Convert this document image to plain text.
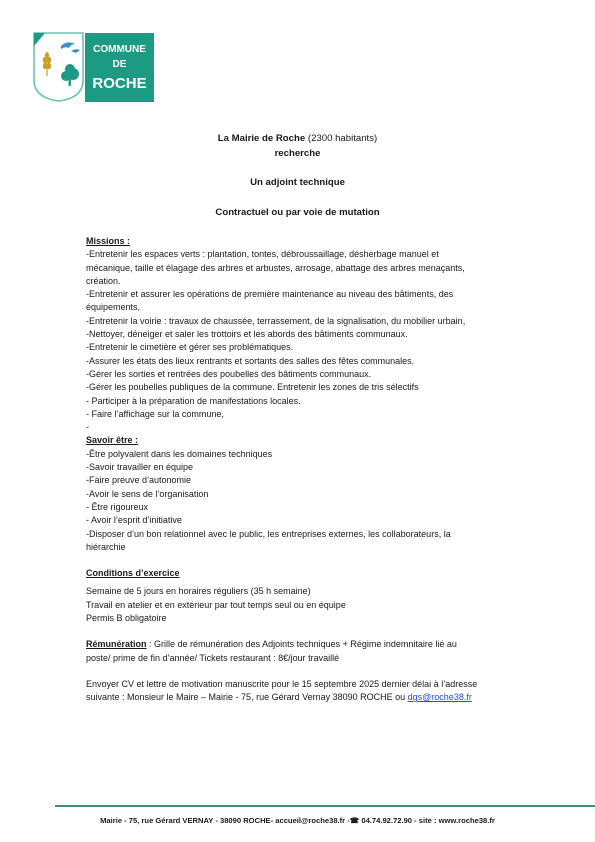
COMMUNE
DE
ROCHE
La Mairie de Roche (2300 habitants)
recherche
Un adjoint technique
Contractuel ou par voie de mutation
Missions :
-Entretenir les espaces verts : plantation, tontes, débroussaillage, désherbage manuel et
mécanique, taille et élagage des arbres et arbustes, arrosage, abattage des arbres menaçants,
création.
-Entretenir et assurer les opérations de première maintenance au niveau des bâtiments, des
équipements,
-Entretenir la voirie : travaux de chaussée, terrassement, de la signalisation, du mobilier urbain,
-Nettoyer, déneiger et saler les trottoirs et les abords des bâtiments communaux.
-Entretenir le cimetière et gérer ses problématiques.
-Assurer les états des lieux rentrants et sortants des salles des fêtes communales.
-Gérer les sorties et rentrées des poubelles des bâtiments communaux.
-Gérer les poubelles publiques de la commune. Entretenir les zones de tris sélectifs
- Participer à la préparation de manifestations locales.
- Faire l’affichage sur la commune,
-
Savoir être :
-Être polyvalent dans les domaines techniques
-Savoir travailler en équipe
-Faire preuve d’autonomie
-Avoir le sens de l’organisation
- Être rigoureux
- Avoir l’esprit d’initiative
-Disposer d’un bon relationnel avec le public, les entreprises externes, les collaborateurs, la
hiérarchie
Conditions d’exercice
Semaine de 5 jours en horaires réguliers (35 h semaine)
Travail en atelier et en extérieur par tout temps seul ou en équipe
Permis B obligatoire
Rémunération : Grille de rémunération des Adjoints techniques + Régime indemnitaire lié au
poste/ prime de fin d’année/ Tickets restaurant : 8€/jour travaillé
Envoyer CV et lettre de motivation manuscrite pour le 15 septembre 2025 dernier délai à l’adresse
suivante : Monsieur le Maire – Mairie - 75, rue Gérard Vernay 38090 ROCHE ou dgs@roche38.fr
Mairie - 75, rue Gérard VERNAY - 38090 ROCHE- accueil@roche38.fr -☎ 04.74.92.72.90 - site : www.roche38.fr
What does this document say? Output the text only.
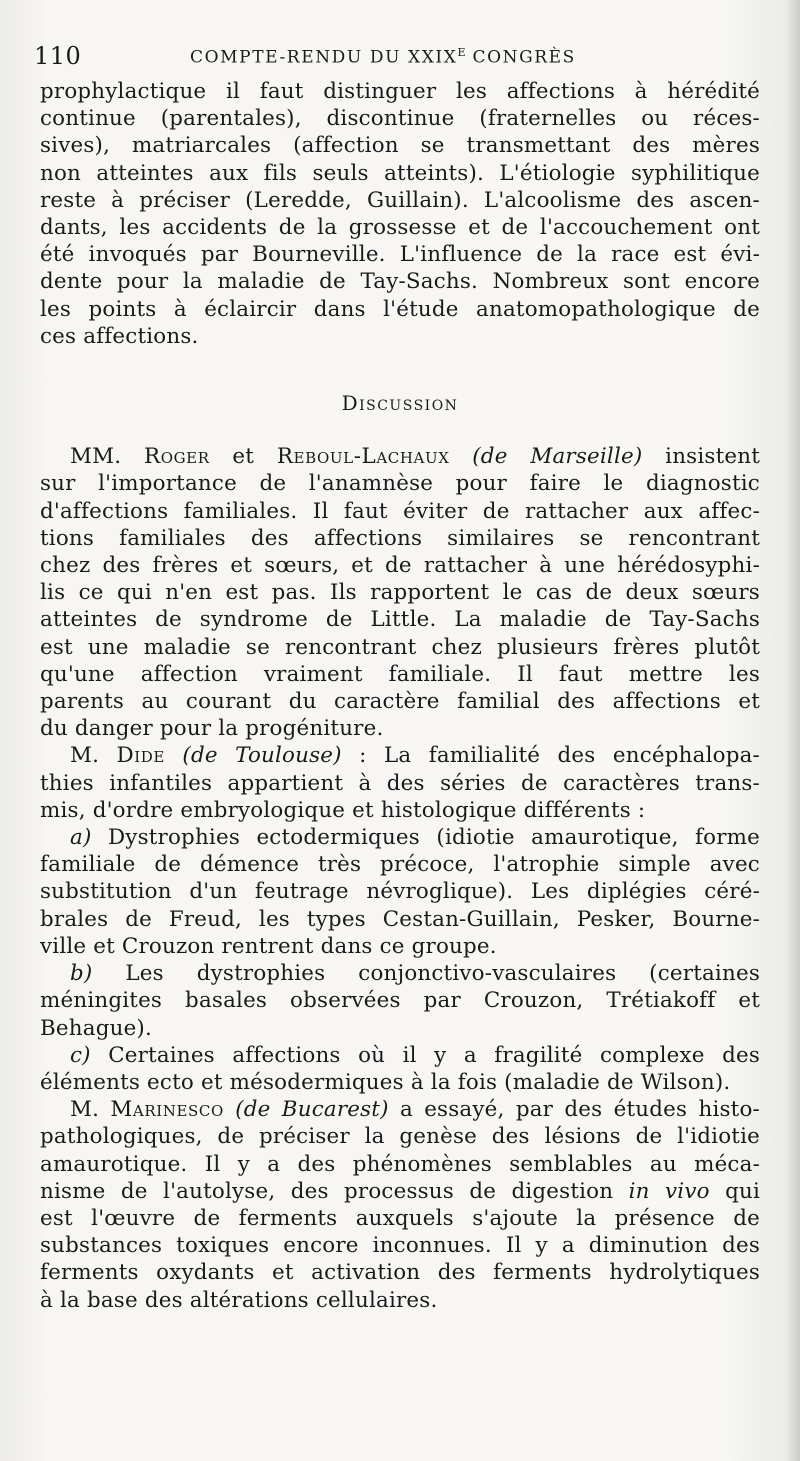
110	COMPTE-RENDU DU $XXIX^E$ CONGRÈS

prophylactique il faut distinguer les affections à hérédité

continue (parentales), discontinue (fraternelles ou réces-

sives), matriarcales (affection se transmettant des mères

non atteintes aux fils seuls atteints). L'étiologie syphilitique

reste à préciser (Leredde, Guillain). L'alcoolisme des ascen-

dants, les accidents de la grossesse et de l'accouchement ont

été invoqués par Bourneville. L'influence de la race est évi-

dente pour la maladie de Tay-Sachs. Nombreux sont encore

les points à éclaircir dans l'étude anatomopathologique de

ces affections.

Discussion

MM. Roger et Reboul-Lachaux (de Marseille) insistent

sur l'importance de l'anamnèse pour faire le diagnostic

d'affections familiales. Il faut éviter de rattacher aux affec-

tions familiales des affections similaires se rencontrant

chez des frères et sœurs, et de rattacher à une hérédosyphi-

lis ce qui n'en est pas. Ils rapportent le cas de deux sœurs

atteintes de syndrome de Little. La maladie de Tay-Sachs

est une maladie se rencontrant chez plusieurs frères plutôt

qu'une affection vraiment familiale. Il faut mettre les

parents au courant du caractère familial des affections et

du danger pour la progéniture.

M. Dide (de Toulouse) : La familialité des encéphalopa-

thies infantiles appartient à des séries de caractères trans-

mis, d'ordre embryologique et histologique différents :

a) Dystrophies ectodermiques (idiotie amaurotique, forme

familiale de démence très précoce, l'atrophie simple avec

substitution d'un feutrage névroglique). Les diplégies céré-

brales de Freud, les types Cestan-Guillain, Pesker, Bourne-

ville et Crouzon rentrent dans ce groupe.

b) Les dystrophies conjonctivo-vasculaires (certaines

méningites basales observées par Crouzon, Trétiakoff et

Behague).

c) Certaines affections où il y a fragilité complexe des

éléments ecto et mésodermiques à la fois (maladie de Wilson).

M. Marinesco (de Bucarest) a essayé, par des études histo-

pathologiques, de préciser la genèse des lésions de l'idiotie

amaurotique. Il y a des phénomènes semblables au méca-

nisme de l'autolyse, des processus de digestion in vivo qui

est l'œuvre de ferments auxquels s'ajoute la présence de

substances toxiques encore inconnues. Il y a diminution des

ferments oxydants et activation des ferments hydrolytiques

à la base des altérations cellulaires.
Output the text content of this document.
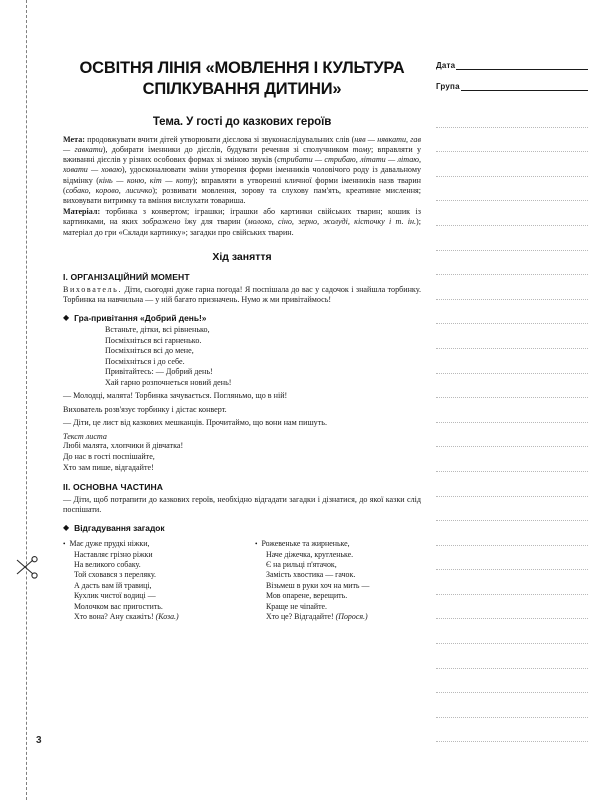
3
Дата
Група
ОСВІТНЯ ЛІНІЯ «МОВЛЕННЯ І КУЛЬТУРА
СПІЛКУВАННЯ ДИТИНИ»
Тема. У гості до казкових героїв

Мета: продовжувати вчити дітей утворювати дієслова зі звуконаслідувальних слів (няв — нявкати, гав — гавкати), добирати іменники до дієслів, будувати речення зі сполучником тому; вправляти у вживанні дієслів у різних особових формах зі зміною звуків (стрибати — стрибаю, літати — літаю, ховати — ховаю), удосконалювати зміни утворення форми іменників чоловічого роду із давальному відмінку (кінь — коню, кіт — коту); вправляти в утворенні кличної форми іменників назв тварин (собако, корово, лисичко); розвивати мовлення, зорову та слухову пам'ять, креативне мислення; виховувати витримку та вміння вислухати товариша.

Матеріал: торбинка з конвертом; іграшки; іграшки або картинки свійських тварин; кошик із картинками, на яких зображено їжу для тварин (молоко, сіно, зерно, жолуді, кісточку і т. ін.); матеріал до гри «Склади картинку»; загадки про свійських тварин.

Хід заняття
I. ОРГАНІЗАЦІЙНИЙ МОМЕНТ

Вихователь. Діти, сьогодні дуже гарна погода! Я поспішала до вас у садочок і знайшла торбинку. Торбинка на навчильна — у ній багато призначень. Нумо ж ми привітаймось!

◆ Гра-привітання «Добрий день!»
Встаньте, дітки, всі рівненько,
Посміхніться всі гарненько.
Посміхніться всі до мене,
Посміхніться і до себе.
Привітайтесь: — Добрий день!
Хай гарно розпочнеться новий день!

— Молодці, малята! Торбинка зачувається. Погляньмо, що в ній!

Вихователь розв'язує торбинку і дістає конверт.

— Діти, це лист від казкових мешканців. Прочитаймо, що вони нам пишуть.

Текст листа

Любі малята, хлопчики й дівчатка!
До нас в гості поспішайте,
Хто зам пише, відгадайте!
II. ОСНОВНА ЧАСТИНА

— Діти, щоб потрапити до казкових героїв, необхідно відгадати загадки і дізнатися, до якої казки слід поспішати.

◆ Відгадування загадок
• Має дуже прудкі ніжки,
Наставляє грізно ріжки
На великого собаку.
Той сховався з переляку.
А дасть вам їй травиці,
Кухлик чистої водиці —
Молочком вас пригостить.
Хто вона? Ану скажіть! (Коза.)
• Рожевеньке та жирненьке,
Наче діжечка, кругленьке.
Є на рильці п'ятачок,
Замість хвостика — гачок.
Візьмеш в руки хоч на мить —
Мов опарене, верещить.
Краще не чіпайте.
Хто це? Відгадайте! (Порося.)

______________________________

Your goal → Leaving the pictures aside, transcribe the entire listing exactly.

Output →
Convert this document image to plain text.
COMMUNE
DE
ROCHE
La Mairie de Roche (2300 habitants)
recherche
Un adjoint technique
Contractuel ou par voie de mutation
Missions :
-Entretenir les espaces verts : plantation, tontes, débroussaillage, désherbage manuel et
mécanique, taille et élagage des arbres et arbustes, arrosage, abattage des arbres menaçants,
création.
-Entretenir et assurer les opérations de première maintenance au niveau des bâtiments, des
équipements,
-Entretenir la voirie : travaux de chaussée, terrassement, de la signalisation, du mobilier urbain,
-Nettoyer, déneiger et saler les trottoirs et les abords des bâtiments communaux.
-Entretenir le cimetière et gérer ses problématiques.
-Assurer les états des lieux rentrants et sortants des salles des fêtes communales.
-Gérer les sorties et rentrées des poubelles des bâtiments communaux.
-Gérer les poubelles publiques de la commune. Entretenir les zones de tris sélectifs
- Participer à la préparation de manifestations locales.
- Faire l’affichage sur la commune,
-
Savoir être :
-Être polyvalent dans les domaines techniques
-Savoir travailler en équipe
-Faire preuve d’autonomie
-Avoir le sens de l’organisation
- Être rigoureux
- Avoir l’esprit d’initiative
-Disposer d’un bon relationnel avec le public, les entreprises externes, les collaborateurs, la
hiérarchie
Conditions d’exercice
Semaine de 5 jours en horaires réguliers (35 h semaine)
Travail en atelier et en extérieur par tout temps seul ou en équipe
Permis B obligatoire
Rémunération : Grille de rémunération des Adjoints techniques + Régime indemnitaire lié au
poste/ prime de fin d’année/ Tickets restaurant : 8€/jour travaillé
Envoyer CV et lettre de motivation manuscrite pour le 15 septembre 2025 dernier délai à l’adresse
suivante : Monsieur le Maire – Mairie - 75, rue Gérard Vernay 38090 ROCHE ou dgs@roche38.fr
Mairie - 75, rue Gérard VERNAY - 38090 ROCHE- accueil@roche38.fr -☎ 04.74.92.72.90 - site : www.roche38.fr
What does this document say? Output the text only.
110	COMPTE-RENDU DU $XXIX^E$ CONGRÈS

prophylactique il faut distinguer les affections à hérédité

continue (parentales), discontinue (fraternelles ou réces-

sives), matriarcales (affection se transmettant des mères

non atteintes aux fils seuls atteints). L'étiologie syphilitique

reste à préciser (Leredde, Guillain). L'alcoolisme des ascen-

dants, les accidents de la grossesse et de l'accouchement ont

été invoqués par Bourneville. L'influence de la race est évi-

dente pour la maladie de Tay-Sachs. Nombreux sont encore

les points à éclaircir dans l'étude anatomopathologique de

ces affections.

Discussion

MM. Roger et Reboul-Lachaux (de Marseille) insistent

sur l'importance de l'anamnèse pour faire le diagnostic

d'affections familiales. Il faut éviter de rattacher aux affec-

tions familiales des affections similaires se rencontrant

chez des frères et sœurs, et de rattacher à une hérédosyphi-

lis ce qui n'en est pas. Ils rapportent le cas de deux sœurs

atteintes de syndrome de Little. La maladie de Tay-Sachs

est une maladie se rencontrant chez plusieurs frères plutôt

qu'une affection vraiment familiale. Il faut mettre les

parents au courant du caractère familial des affections et

du danger pour la progéniture.

M. Dide (de Toulouse) : La familialité des encéphalopa-

thies infantiles appartient à des séries de caractères trans-

mis, d'ordre embryologique et histologique différents :

a) Dystrophies ectodermiques (idiotie amaurotique, forme

familiale de démence très précoce, l'atrophie simple avec

substitution d'un feutrage névroglique). Les diplégies céré-

brales de Freud, les types Cestan-Guillain, Pesker, Bourne-

ville et Crouzon rentrent dans ce groupe.

b) Les dystrophies conjonctivo-vasculaires (certaines

méningites basales observées par Crouzon, Trétiakoff et

Behague).

c) Certaines affections où il y a fragilité complexe des

éléments ecto et mésodermiques à la fois (maladie de Wilson).

M. Marinesco (de Bucarest) a essayé, par des études histo-

pathologiques, de préciser la genèse des lésions de l'idiotie

amaurotique. Il y a des phénomènes semblables au méca-

nisme de l'autolyse, des processus de digestion in vivo qui

est l'œuvre de ferments auxquels s'ajoute la présence de

substances toxiques encore inconnues. Il y a diminution des

ferments oxydants et activation des ferments hydrolytiques

à la base des altérations cellulaires.
Output the text content of this document.
3
Дата
Група
ОСВІТНЯ ЛІНІЯ «МОВЛЕННЯ І КУЛЬТУРА
СПІЛКУВАННЯ ДИТИНИ»
Тема. У гості до казкових героїв

Мета: продовжувати вчити дітей утворювати дієслова зі звуконаслідувальних слів (няв — нявкати, гав — гавкати), добирати іменники до дієслів, будувати речення зі сполучником тому; вправляти у вживанні дієслів у різних особових формах зі зміною звуків (стрибати — стрибаю, літати — літаю, ховати — ховаю), удосконалювати зміни утворення форми іменників чоловічого роду із давальному відмінку (кінь — коню, кіт — коту); вправляти в утворенні кличної форми іменників назв тварин (собако, корово, лисичко); розвивати мовлення, зорову та слухову пам'ять, креативне мислення; виховувати витримку та вміння вислухати товариша.

Матеріал: торбинка з конвертом; іграшки; іграшки або картинки свійських тварин; кошик із картинками, на яких зображено їжу для тварин (молоко, сіно, зерно, жолуді, кісточку і т. ін.); матеріал до гри «Склади картинку»; загадки про свійських тварин.

Хід заняття
I. ОРГАНІЗАЦІЙНИЙ МОМЕНТ

Вихователь. Діти, сьогодні дуже гарна погода! Я поспішала до вас у садочок і знайшла торбинку. Торбинка на навчильна — у ній багато призначень. Нумо ж ми привітаймось!

◆ Гра-привітання «Добрий день!»
Встаньте, дітки, всі рівненько,
Посміхніться всі гарненько.
Посміхніться всі до мене,
Посміхніться і до себе.
Привітайтесь: — Добрий день!
Хай гарно розпочнеться новий день!

— Молодці, малята! Торбинка зачувається. Погляньмо, що в ній!

Вихователь розв'язує торбинку і дістає конверт.

— Діти, це лист від казкових мешканців. Прочитаймо, що вони нам пишуть.

Текст листа

Любі малята, хлопчики й дівчатка!
До нас в гості поспішайте,
Хто зам пише, відгадайте!
II. ОСНОВНА ЧАСТИНА

— Діти, щоб потрапити до казкових героїв, необхідно відгадати загадки і дізнатися, до якої казки слід поспішати.

◆ Відгадування загадок
• Має дуже прудкі ніжки,
Наставляє грізно ріжки
На великого собаку.
Той сховався з переляку.
А дасть вам їй травиці,
Кухлик чистої водиці —
Молочком вас пригостить.
Хто вона? Ану скажіть! (Коза.)
• Рожевеньке та жирненьке,
Наче діжечка, кругленьке.
Є на рильці п'ятачок,
Замість хвостика — гачок.
Візьмеш в руки хоч на мить —
Мов опарене, верещить.
Краще не чіпайте.
Хто це? Відгадайте! (Порося.)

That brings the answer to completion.